Given exercise: Read the lines below. Copy out any that hold the string "this".

Stored records:

* start *

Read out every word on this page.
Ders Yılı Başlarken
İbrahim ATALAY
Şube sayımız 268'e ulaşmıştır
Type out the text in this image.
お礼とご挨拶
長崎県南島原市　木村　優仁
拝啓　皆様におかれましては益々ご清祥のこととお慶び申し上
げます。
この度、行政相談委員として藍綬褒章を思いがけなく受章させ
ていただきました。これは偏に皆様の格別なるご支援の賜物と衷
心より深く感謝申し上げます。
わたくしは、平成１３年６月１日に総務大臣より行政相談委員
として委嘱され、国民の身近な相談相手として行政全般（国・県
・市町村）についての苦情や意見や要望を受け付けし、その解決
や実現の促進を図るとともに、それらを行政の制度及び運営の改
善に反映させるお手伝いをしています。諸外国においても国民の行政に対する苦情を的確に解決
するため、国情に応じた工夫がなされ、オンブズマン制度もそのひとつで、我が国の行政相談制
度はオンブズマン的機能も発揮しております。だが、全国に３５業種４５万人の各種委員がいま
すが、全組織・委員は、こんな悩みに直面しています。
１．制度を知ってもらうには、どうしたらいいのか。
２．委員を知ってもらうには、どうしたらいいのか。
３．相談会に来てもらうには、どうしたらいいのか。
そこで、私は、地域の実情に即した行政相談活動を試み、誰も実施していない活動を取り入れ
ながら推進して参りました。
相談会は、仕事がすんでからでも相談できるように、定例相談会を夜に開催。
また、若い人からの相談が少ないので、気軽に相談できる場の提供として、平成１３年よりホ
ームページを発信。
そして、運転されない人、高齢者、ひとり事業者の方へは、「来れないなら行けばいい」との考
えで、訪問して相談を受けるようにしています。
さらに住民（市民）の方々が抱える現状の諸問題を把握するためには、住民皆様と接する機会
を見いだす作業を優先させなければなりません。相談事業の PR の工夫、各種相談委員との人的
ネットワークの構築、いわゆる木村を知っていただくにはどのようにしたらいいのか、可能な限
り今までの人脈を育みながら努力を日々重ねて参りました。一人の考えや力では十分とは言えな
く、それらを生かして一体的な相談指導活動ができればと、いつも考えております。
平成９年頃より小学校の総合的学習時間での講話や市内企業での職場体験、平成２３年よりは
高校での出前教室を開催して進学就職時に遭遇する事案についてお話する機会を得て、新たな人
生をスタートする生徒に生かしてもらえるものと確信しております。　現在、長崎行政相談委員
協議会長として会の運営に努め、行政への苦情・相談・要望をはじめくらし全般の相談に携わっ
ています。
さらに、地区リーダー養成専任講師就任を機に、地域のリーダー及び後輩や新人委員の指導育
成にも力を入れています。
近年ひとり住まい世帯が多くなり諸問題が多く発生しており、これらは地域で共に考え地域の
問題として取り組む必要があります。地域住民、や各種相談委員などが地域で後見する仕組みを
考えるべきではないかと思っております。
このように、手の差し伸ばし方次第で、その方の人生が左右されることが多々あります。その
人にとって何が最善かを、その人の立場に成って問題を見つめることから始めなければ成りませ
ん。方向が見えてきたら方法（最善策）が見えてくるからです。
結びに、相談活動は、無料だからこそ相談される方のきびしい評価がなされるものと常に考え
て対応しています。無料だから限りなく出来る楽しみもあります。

* end *

Correct output:
Read out every word on this page.
Type out the text in this image.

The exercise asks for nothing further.